* **Figure content listings**
============================================================

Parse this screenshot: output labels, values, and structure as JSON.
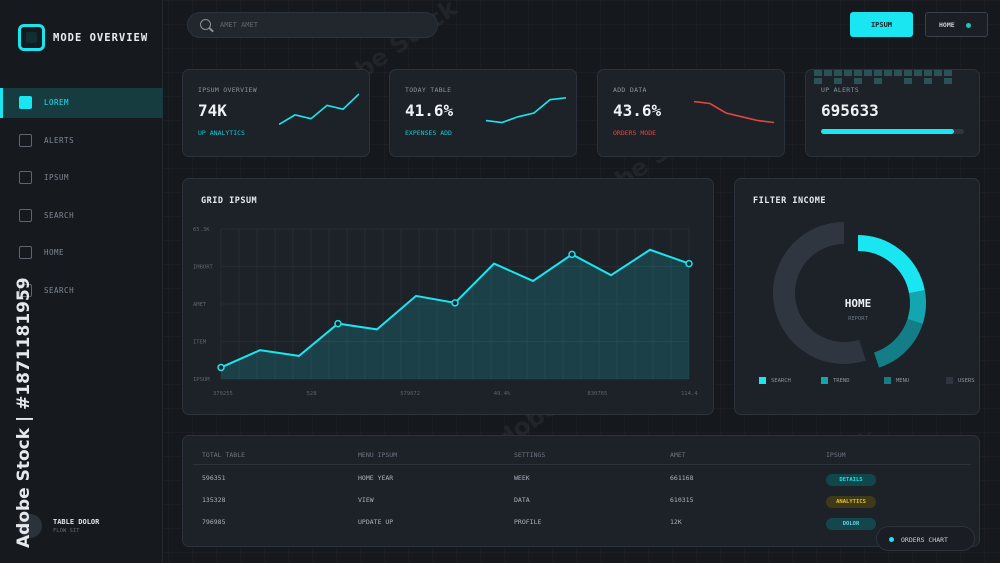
{
  "app": {
    "title": "MODE OVERVIEW",
    "logo_icon": "square-logo-icon"
  },
  "sidebar": {
    "items": [
      {
        "label": "LOREM",
        "active": true
      },
      {
        "label": "ALERTS",
        "active": false
      },
      {
        "label": "IPSUM",
        "active": false
      },
      {
        "label": "SEARCH",
        "active": false
      },
      {
        "label": "HOME",
        "active": false
      },
      {
        "label": "SEARCH",
        "active": false
      }
    ],
    "user": {
      "name": "TABLE DOLOR",
      "subtitle": "FLOW SIT"
    }
  },
  "header": {
    "search": {
      "placeholder": "AMET AMET",
      "value": ""
    },
    "primary_button": "IPSUM",
    "secondary_button": "HOME"
  },
  "stats": [
    {
      "title": "IPSUM OVERVIEW",
      "value": "74K",
      "subtitle": "UP ANALYTICS",
      "trend": [
        0.2,
        0.45,
        0.35,
        0.7,
        0.6,
        1.0
      ],
      "color": "#19e6f0"
    },
    {
      "title": "TODAY TABLE",
      "value": "41.6%",
      "subtitle": "EXPENSES ADD",
      "trend": [
        0.3,
        0.25,
        0.4,
        0.5,
        0.85,
        0.9
      ],
      "color": "#19e6f0"
    },
    {
      "title": "ADD DATA",
      "value": "43.6%",
      "subtitle": "ORDERS MODE",
      "trend": [
        0.8,
        0.75,
        0.5,
        0.4,
        0.3,
        0.25
      ],
      "color": "#e0473f"
    },
    {
      "title": "UP ALERTS",
      "value": "695633",
      "progress": 0.93
    }
  ],
  "grid_chart": {
    "title": "GRID IPSUM",
    "y_ticks": [
      "65.3K",
      "IMBORT",
      "AMET",
      "ITEM",
      "IPSUM"
    ],
    "x_ticks": [
      "370255",
      "528",
      "579672",
      "49.4%",
      "830765",
      "114.4"
    ],
    "chart_data": {
      "type": "area",
      "values": [
        10,
        25,
        20,
        48,
        43,
        72,
        66,
        100,
        85,
        108,
        90,
        112,
        100
      ],
      "marked": [
        0,
        3,
        6,
        9,
        12
      ],
      "ylim": [
        0,
        130
      ],
      "color": "#19e6f0"
    }
  },
  "filter_income": {
    "title": "FILTER INCOME",
    "center_label": "HOME",
    "center_sub": "REPORT",
    "chart_data": {
      "type": "pie",
      "slices": [
        {
          "name": "SEARCH",
          "value": 22,
          "color": "#19e6f0"
        },
        {
          "name": "TREND",
          "value": 8,
          "color": "#13a6b1"
        },
        {
          "name": "MENU",
          "value": 15,
          "color": "#137e88"
        },
        {
          "name": "USERS",
          "value": 55,
          "color": "#30363f"
        }
      ]
    }
  },
  "table": {
    "headers": [
      "TOTAL TABLE",
      "MENU IPSUM",
      "SETTINGS",
      "AMET",
      "IPSUM"
    ],
    "rows": [
      {
        "total": "596351",
        "menu": "HOME YEAR",
        "settings": "WEEK",
        "amet": "661168",
        "tag": "DETAILS",
        "tag_style": "teal"
      },
      {
        "total": "135328",
        "menu": "VIEW",
        "settings": "DATA",
        "amet": "610315",
        "tag": "ANALYTICS",
        "tag_style": "gold"
      },
      {
        "total": "796985",
        "menu": "UPDATE UP",
        "settings": "PROFILE",
        "amet": "12K",
        "tag": "DOLOR",
        "tag_style": "blue"
      }
    ]
  },
  "orders_chip": "ORDERS CHART",
  "watermark": {
    "side_text": "Adobe Stock | #1871181959",
    "tile_text": "Adobe Stock"
  }
}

============================================================

* **Exercise**
Quote the material in full and exactly; do not carry over its pictures.

* **Response to the exercise**
Parse this screenshot: output labels, values, and structure as JSON.
{
  "app": {
    "title": "MODE OVERVIEW",
    "logo_icon": "square-logo-icon"
  },
  "sidebar": {
    "items": [
      {
        "label": "LOREM",
        "active": true
      },
      {
        "label": "ALERTS",
        "active": false
      },
      {
        "label": "IPSUM",
        "active": false
      },
      {
        "label": "SEARCH",
        "active": false
      },
      {
        "label": "HOME",
        "active": false
      },
      {
        "label": "SEARCH",
        "active": false
      }
    ],
    "user": {
      "name": "TABLE DOLOR",
      "subtitle": "FLOW SIT"
    }
  },
  "header": {
    "search": {
      "placeholder": "AMET AMET",
      "value": ""
    },
    "primary_button": "IPSUM",
    "secondary_button": "HOME"
  },
  "stats": [
    {
      "title": "IPSUM OVERVIEW",
      "value": "74K",
      "subtitle": "UP ANALYTICS",
      "trend": [
        0.2,
        0.45,
        0.35,
        0.7,
        0.6,
        1.0
      ],
      "color": "#19e6f0"
    },
    {
      "title": "TODAY TABLE",
      "value": "41.6%",
      "subtitle": "EXPENSES ADD",
      "trend": [
        0.3,
        0.25,
        0.4,
        0.5,
        0.85,
        0.9
      ],
      "color": "#19e6f0"
    },
    {
      "title": "ADD DATA",
      "value": "43.6%",
      "subtitle": "ORDERS MODE",
      "trend": [
        0.8,
        0.75,
        0.5,
        0.4,
        0.3,
        0.25
      ],
      "color": "#e0473f"
    },
    {
      "title": "UP ALERTS",
      "value": "695633",
      "progress": 0.93
    }
  ],
  "grid_chart": {
    "title": "GRID IPSUM",
    "y_ticks": [
      "65.3K",
      "IMBORT",
      "AMET",
      "ITEM",
      "IPSUM"
    ],
    "x_ticks": [
      "370255",
      "528",
      "579672",
      "49.4%",
      "830765",
      "114.4"
    ],
    "chart_data": {
      "type": "area",
      "values": [
        10,
        25,
        20,
        48,
        43,
        72,
        66,
        100,
        85,
        108,
        90,
        112,
        100
      ],
      "marked": [
        0,
        3,
        6,
        9,
        12
      ],
      "ylim": [
        0,
        130
      ],
      "color": "#19e6f0"
    }
  },
  "filter_income": {
    "title": "FILTER INCOME",
    "center_label": "HOME",
    "center_sub": "REPORT",
    "chart_data": {
      "type": "pie",
      "slices": [
        {
          "name": "SEARCH",
          "value": 22,
          "color": "#19e6f0"
        },
        {
          "name": "TREND",
          "value": 8,
          "color": "#13a6b1"
        },
        {
          "name": "MENU",
          "value": 15,
          "color": "#137e88"
        },
        {
          "name": "USERS",
          "value": 55,
          "color": "#30363f"
        }
      ]
    }
  },
  "table": {
    "headers": [
      "TOTAL TABLE",
      "MENU IPSUM",
      "SETTINGS",
      "AMET",
      "IPSUM"
    ],
    "rows": [
      {
        "total": "596351",
        "menu": "HOME YEAR",
        "settings": "WEEK",
        "amet": "661168",
        "tag": "DETAILS",
        "tag_style": "teal"
      },
      {
        "total": "135328",
        "menu": "VIEW",
        "settings": "DATA",
        "amet": "610315",
        "tag": "ANALYTICS",
        "tag_style": "gold"
      },
      {
        "total": "796985",
        "menu": "UPDATE UP",
        "settings": "PROFILE",
        "amet": "12K",
        "tag": "DOLOR",
        "tag_style": "blue"
      }
    ]
  },
  "orders_chip": "ORDERS CHART",
  "watermark": {
    "side_text": "Adobe Stock | #1871181959",
    "tile_text": "Adobe Stock"
  }
}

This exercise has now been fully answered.